The task ::
Extract every line below, verbatim.

Given records ::
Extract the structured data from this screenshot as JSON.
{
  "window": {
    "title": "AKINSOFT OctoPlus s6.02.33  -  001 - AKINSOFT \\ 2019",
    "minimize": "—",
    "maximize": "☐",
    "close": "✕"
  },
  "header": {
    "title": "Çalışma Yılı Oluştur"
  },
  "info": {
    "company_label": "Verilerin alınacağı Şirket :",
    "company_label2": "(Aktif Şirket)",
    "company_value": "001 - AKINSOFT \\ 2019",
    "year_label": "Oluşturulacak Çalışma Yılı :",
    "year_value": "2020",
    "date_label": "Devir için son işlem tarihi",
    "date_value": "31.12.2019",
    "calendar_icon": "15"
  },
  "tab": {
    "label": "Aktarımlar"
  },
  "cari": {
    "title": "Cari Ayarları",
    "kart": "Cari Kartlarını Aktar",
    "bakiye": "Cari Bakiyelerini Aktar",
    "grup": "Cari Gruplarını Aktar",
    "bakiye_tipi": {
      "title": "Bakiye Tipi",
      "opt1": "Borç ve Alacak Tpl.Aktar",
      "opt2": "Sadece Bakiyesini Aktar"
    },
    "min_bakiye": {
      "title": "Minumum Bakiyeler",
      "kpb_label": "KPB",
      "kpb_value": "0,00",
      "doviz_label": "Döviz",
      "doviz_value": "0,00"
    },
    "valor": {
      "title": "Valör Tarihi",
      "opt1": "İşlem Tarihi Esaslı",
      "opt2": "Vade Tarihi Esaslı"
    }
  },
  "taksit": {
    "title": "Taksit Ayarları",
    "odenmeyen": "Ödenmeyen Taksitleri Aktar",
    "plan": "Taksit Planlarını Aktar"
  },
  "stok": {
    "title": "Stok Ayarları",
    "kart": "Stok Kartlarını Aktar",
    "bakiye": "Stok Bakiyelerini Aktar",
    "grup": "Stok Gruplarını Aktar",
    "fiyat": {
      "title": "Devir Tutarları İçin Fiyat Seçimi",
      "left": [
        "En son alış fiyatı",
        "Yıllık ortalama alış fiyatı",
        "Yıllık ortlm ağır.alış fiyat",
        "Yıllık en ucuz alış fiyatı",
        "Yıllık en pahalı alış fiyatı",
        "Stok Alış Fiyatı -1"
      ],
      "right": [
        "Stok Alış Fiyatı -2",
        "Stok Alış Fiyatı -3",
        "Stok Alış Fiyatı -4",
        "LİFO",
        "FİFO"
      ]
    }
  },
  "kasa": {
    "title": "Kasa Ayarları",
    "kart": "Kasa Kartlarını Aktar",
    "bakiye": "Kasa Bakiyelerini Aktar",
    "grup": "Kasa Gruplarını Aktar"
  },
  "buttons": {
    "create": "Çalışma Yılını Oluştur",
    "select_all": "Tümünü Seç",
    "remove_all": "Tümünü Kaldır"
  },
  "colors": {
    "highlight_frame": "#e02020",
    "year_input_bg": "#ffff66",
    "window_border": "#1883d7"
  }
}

Output of the exercise ::
Extract the structured data from this screenshot as JSON.
{
  "window": {
    "title": "AKINSOFT OctoPlus s6.02.33  -  001 - AKINSOFT \\ 2019",
    "minimize": "—",
    "maximize": "☐",
    "close": "✕"
  },
  "header": {
    "title": "Çalışma Yılı Oluştur"
  },
  "info": {
    "company_label": "Verilerin alınacağı Şirket :",
    "company_label2": "(Aktif Şirket)",
    "company_value": "001 - AKINSOFT \\ 2019",
    "year_label": "Oluşturulacak Çalışma Yılı :",
    "year_value": "2020",
    "date_label": "Devir için son işlem tarihi",
    "date_value": "31.12.2019",
    "calendar_icon": "15"
  },
  "tab": {
    "label": "Aktarımlar"
  },
  "cari": {
    "title": "Cari Ayarları",
    "kart": "Cari Kartlarını Aktar",
    "bakiye": "Cari Bakiyelerini Aktar",
    "grup": "Cari Gruplarını Aktar",
    "bakiye_tipi": {
      "title": "Bakiye Tipi",
      "opt1": "Borç ve Alacak Tpl.Aktar",
      "opt2": "Sadece Bakiyesini Aktar"
    },
    "min_bakiye": {
      "title": "Minumum Bakiyeler",
      "kpb_label": "KPB",
      "kpb_value": "0,00",
      "doviz_label": "Döviz",
      "doviz_value": "0,00"
    },
    "valor": {
      "title": "Valör Tarihi",
      "opt1": "İşlem Tarihi Esaslı",
      "opt2": "Vade Tarihi Esaslı"
    }
  },
  "taksit": {
    "title": "Taksit Ayarları",
    "odenmeyen": "Ödenmeyen Taksitleri Aktar",
    "plan": "Taksit Planlarını Aktar"
  },
  "stok": {
    "title": "Stok Ayarları",
    "kart": "Stok Kartlarını Aktar",
    "bakiye": "Stok Bakiyelerini Aktar",
    "grup": "Stok Gruplarını Aktar",
    "fiyat": {
      "title": "Devir Tutarları İçin Fiyat Seçimi",
      "left": [
        "En son alış fiyatı",
        "Yıllık ortalama alış fiyatı",
        "Yıllık ortlm ağır.alış fiyat",
        "Yıllık en ucuz alış fiyatı",
        "Yıllık en pahalı alış fiyatı",
        "Stok Alış Fiyatı -1"
      ],
      "right": [
        "Stok Alış Fiyatı -2",
        "Stok Alış Fiyatı -3",
        "Stok Alış Fiyatı -4",
        "LİFO",
        "FİFO"
      ]
    }
  },
  "kasa": {
    "title": "Kasa Ayarları",
    "kart": "Kasa Kartlarını Aktar",
    "bakiye": "Kasa Bakiyelerini Aktar",
    "grup": "Kasa Gruplarını Aktar"
  },
  "buttons": {
    "create": "Çalışma Yılını Oluştur",
    "select_all": "Tümünü Seç",
    "remove_all": "Tümünü Kaldır"
  },
  "colors": {
    "highlight_frame": "#e02020",
    "year_input_bg": "#ffff66",
    "window_border": "#1883d7"
  }
}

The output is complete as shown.